[Entries with figure data]

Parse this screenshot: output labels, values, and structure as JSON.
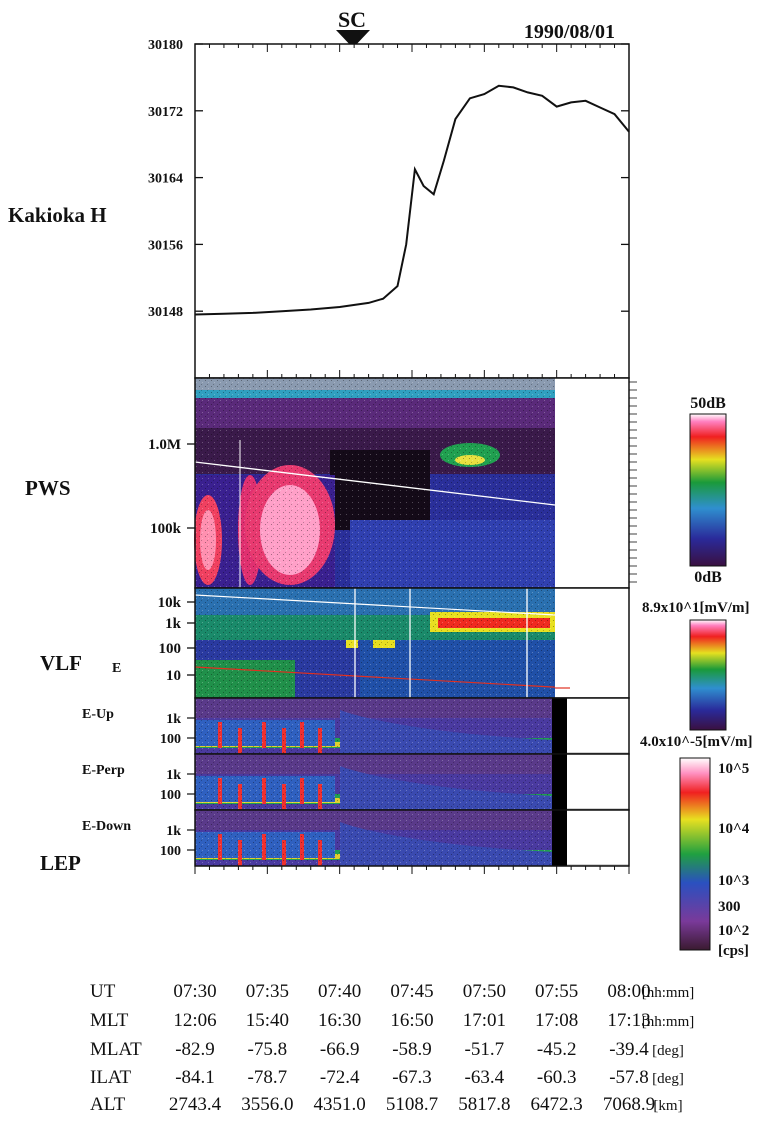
{
  "chart_data": {
    "type": "line",
    "date": "1990/08/01",
    "sc_label": "SC",
    "kakioka": {
      "label": "Kakioka H",
      "yticks": [
        "30180",
        "30172",
        "30164",
        "30156",
        "30148"
      ],
      "ylim": [
        30140,
        30180
      ],
      "x_minutes": [
        0,
        2,
        4,
        6,
        8,
        10,
        12,
        13,
        14,
        14.6,
        15.2,
        15.8,
        16.5,
        17.2,
        18,
        19,
        20,
        21,
        22,
        23,
        24,
        25,
        26,
        27,
        28,
        29,
        30
      ],
      "values": [
        30147.6,
        30147.7,
        30147.8,
        30148,
        30148.2,
        30148.5,
        30149,
        30149.5,
        30151,
        30156,
        30165,
        30163,
        30162,
        30166,
        30171,
        30173.5,
        30174,
        30175,
        30174.8,
        30174.2,
        30173.8,
        30172.5,
        30173,
        30173.2,
        30172.4,
        30171.6,
        30169.5
      ]
    },
    "pws": {
      "label": "PWS",
      "yticks": [
        "1.0M",
        "100k"
      ],
      "colorbar": {
        "top": "50dB",
        "bottom": "0dB"
      }
    },
    "vlf": {
      "label": "VLF",
      "sublabel": "E",
      "yticks": [
        "10k",
        "1k",
        "100",
        "10"
      ],
      "colorbar": {
        "top": "8.9x10^1[mV/m]",
        "bottom": "4.0x10^-5[mV/m]"
      }
    },
    "lep": {
      "label": "LEP",
      "panels": [
        {
          "label": "E-Up",
          "yticks": [
            "1k",
            "100"
          ]
        },
        {
          "label": "E-Perp",
          "yticks": [
            "1k",
            "100"
          ]
        },
        {
          "label": "E-Down",
          "yticks": [
            "1k",
            "100"
          ]
        }
      ],
      "colorbar": [
        "10^5",
        "10^4",
        "10^3",
        "300",
        "10^2",
        "[cps]"
      ]
    },
    "table": {
      "rows": [
        {
          "name": "UT",
          "values": [
            "07:30",
            "07:35",
            "07:40",
            "07:45",
            "07:50",
            "07:55",
            "08:00"
          ],
          "unit": "[hh:mm]"
        },
        {
          "name": "MLT",
          "values": [
            "12:06",
            "15:40",
            "16:30",
            "16:50",
            "17:01",
            "17:08",
            "17:13"
          ],
          "unit": "[hh:mm]"
        },
        {
          "name": "MLAT",
          "values": [
            "-82.9",
            "-75.8",
            "-66.9",
            "-58.9",
            "-51.7",
            "-45.2",
            "-39.4"
          ],
          "unit": "[deg]"
        },
        {
          "name": "ILAT",
          "values": [
            "-84.1",
            "-78.7",
            "-72.4",
            "-67.3",
            "-63.4",
            "-60.3",
            "-57.8"
          ],
          "unit": "[deg]"
        },
        {
          "name": "ALT",
          "values": [
            "2743.4",
            "3556.0",
            "4351.0",
            "5108.7",
            "5817.8",
            "6472.3",
            "7068.9"
          ],
          "unit": "[km]"
        }
      ]
    }
  }
}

### Exercise requirements:
Copy the records above exactly. The pictures are not part of the copy.

### Completed exercise:
Parse this screenshot: output labels, values, and structure as JSON.
{
  "chart_data": {
    "type": "line",
    "date": "1990/08/01",
    "sc_label": "SC",
    "kakioka": {
      "label": "Kakioka H",
      "yticks": [
        "30180",
        "30172",
        "30164",
        "30156",
        "30148"
      ],
      "ylim": [
        30140,
        30180
      ],
      "x_minutes": [
        0,
        2,
        4,
        6,
        8,
        10,
        12,
        13,
        14,
        14.6,
        15.2,
        15.8,
        16.5,
        17.2,
        18,
        19,
        20,
        21,
        22,
        23,
        24,
        25,
        26,
        27,
        28,
        29,
        30
      ],
      "values": [
        30147.6,
        30147.7,
        30147.8,
        30148,
        30148.2,
        30148.5,
        30149,
        30149.5,
        30151,
        30156,
        30165,
        30163,
        30162,
        30166,
        30171,
        30173.5,
        30174,
        30175,
        30174.8,
        30174.2,
        30173.8,
        30172.5,
        30173,
        30173.2,
        30172.4,
        30171.6,
        30169.5
      ]
    },
    "pws": {
      "label": "PWS",
      "yticks": [
        "1.0M",
        "100k"
      ],
      "colorbar": {
        "top": "50dB",
        "bottom": "0dB"
      }
    },
    "vlf": {
      "label": "VLF",
      "sublabel": "E",
      "yticks": [
        "10k",
        "1k",
        "100",
        "10"
      ],
      "colorbar": {
        "top": "8.9x10^1[mV/m]",
        "bottom": "4.0x10^-5[mV/m]"
      }
    },
    "lep": {
      "label": "LEP",
      "panels": [
        {
          "label": "E-Up",
          "yticks": [
            "1k",
            "100"
          ]
        },
        {
          "label": "E-Perp",
          "yticks": [
            "1k",
            "100"
          ]
        },
        {
          "label": "E-Down",
          "yticks": [
            "1k",
            "100"
          ]
        }
      ],
      "colorbar": [
        "10^5",
        "10^4",
        "10^3",
        "300",
        "10^2",
        "[cps]"
      ]
    },
    "table": {
      "rows": [
        {
          "name": "UT",
          "values": [
            "07:30",
            "07:35",
            "07:40",
            "07:45",
            "07:50",
            "07:55",
            "08:00"
          ],
          "unit": "[hh:mm]"
        },
        {
          "name": "MLT",
          "values": [
            "12:06",
            "15:40",
            "16:30",
            "16:50",
            "17:01",
            "17:08",
            "17:13"
          ],
          "unit": "[hh:mm]"
        },
        {
          "name": "MLAT",
          "values": [
            "-82.9",
            "-75.8",
            "-66.9",
            "-58.9",
            "-51.7",
            "-45.2",
            "-39.4"
          ],
          "unit": "[deg]"
        },
        {
          "name": "ILAT",
          "values": [
            "-84.1",
            "-78.7",
            "-72.4",
            "-67.3",
            "-63.4",
            "-60.3",
            "-57.8"
          ],
          "unit": "[deg]"
        },
        {
          "name": "ALT",
          "values": [
            "2743.4",
            "3556.0",
            "4351.0",
            "5108.7",
            "5817.8",
            "6472.3",
            "7068.9"
          ],
          "unit": "[km]"
        }
      ]
    }
  }
}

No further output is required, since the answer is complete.